- **Aim**
Each entry needs to be restated exactly as written.

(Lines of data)
◇ ◇ ◇ ◇
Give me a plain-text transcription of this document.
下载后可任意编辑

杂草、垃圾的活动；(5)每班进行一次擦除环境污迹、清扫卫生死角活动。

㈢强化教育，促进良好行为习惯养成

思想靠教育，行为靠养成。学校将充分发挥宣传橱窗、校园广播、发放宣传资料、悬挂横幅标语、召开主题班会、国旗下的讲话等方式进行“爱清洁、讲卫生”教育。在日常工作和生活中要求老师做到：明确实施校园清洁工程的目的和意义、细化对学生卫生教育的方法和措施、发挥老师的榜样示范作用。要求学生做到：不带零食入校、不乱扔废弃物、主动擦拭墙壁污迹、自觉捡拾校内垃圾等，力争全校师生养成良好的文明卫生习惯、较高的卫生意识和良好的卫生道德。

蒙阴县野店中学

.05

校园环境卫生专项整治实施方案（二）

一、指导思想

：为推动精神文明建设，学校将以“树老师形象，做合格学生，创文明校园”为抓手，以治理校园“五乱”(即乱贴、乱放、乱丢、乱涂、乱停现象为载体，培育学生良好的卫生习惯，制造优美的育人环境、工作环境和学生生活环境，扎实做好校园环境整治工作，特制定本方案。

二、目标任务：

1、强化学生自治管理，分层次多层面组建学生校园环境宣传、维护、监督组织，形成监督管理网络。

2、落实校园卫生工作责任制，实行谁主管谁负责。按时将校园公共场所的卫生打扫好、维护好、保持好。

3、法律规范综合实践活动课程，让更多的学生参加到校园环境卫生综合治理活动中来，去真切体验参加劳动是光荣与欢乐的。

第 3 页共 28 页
◇ ◇ ◇ ◇
- **Written response**
Give me a plain-text transcription of this document.
下载后可任意编辑

杂草、垃圾的活动；(5)每班进行一次擦除环境污迹、清扫卫生死角活动。

㈢强化教育，促进良好行为习惯养成

思想靠教育，行为靠养成。学校将充分发挥宣传橱窗、校园广播、发放宣传资料、悬挂横幅标语、召开主题班会、国旗下的讲话等方式进行“爱清洁、讲卫生”教育。在日常工作和生活中要求老师做到：明确实施校园清洁工程的目的和意义、细化对学生卫生教育的方法和措施、发挥老师的榜样示范作用。要求学生做到：不带零食入校、不乱扔废弃物、主动擦拭墙壁污迹、自觉捡拾校内垃圾等，力争全校师生养成良好的文明卫生习惯、较高的卫生意识和良好的卫生道德。

蒙阴县野店中学

.05

校园环境卫生专项整治实施方案（二）

一、指导思想

：为推动精神文明建设，学校将以“树老师形象，做合格学生，创文明校园”为抓手，以治理校园“五乱”(即乱贴、乱放、乱丢、乱涂、乱停现象为载体，培育学生良好的卫生习惯，制造优美的育人环境、工作环境和学生生活环境，扎实做好校园环境整治工作，特制定本方案。

二、目标任务：

1、强化学生自治管理，分层次多层面组建学生校园环境宣传、维护、监督组织，形成监督管理网络。

2、落实校园卫生工作责任制，实行谁主管谁负责。按时将校园公共场所的卫生打扫好、维护好、保持好。

3、法律规范综合实践活动课程，让更多的学生参加到校园环境卫生综合治理活动中来，去真切体验参加劳动是光荣与欢乐的。

第 3 页共 28 页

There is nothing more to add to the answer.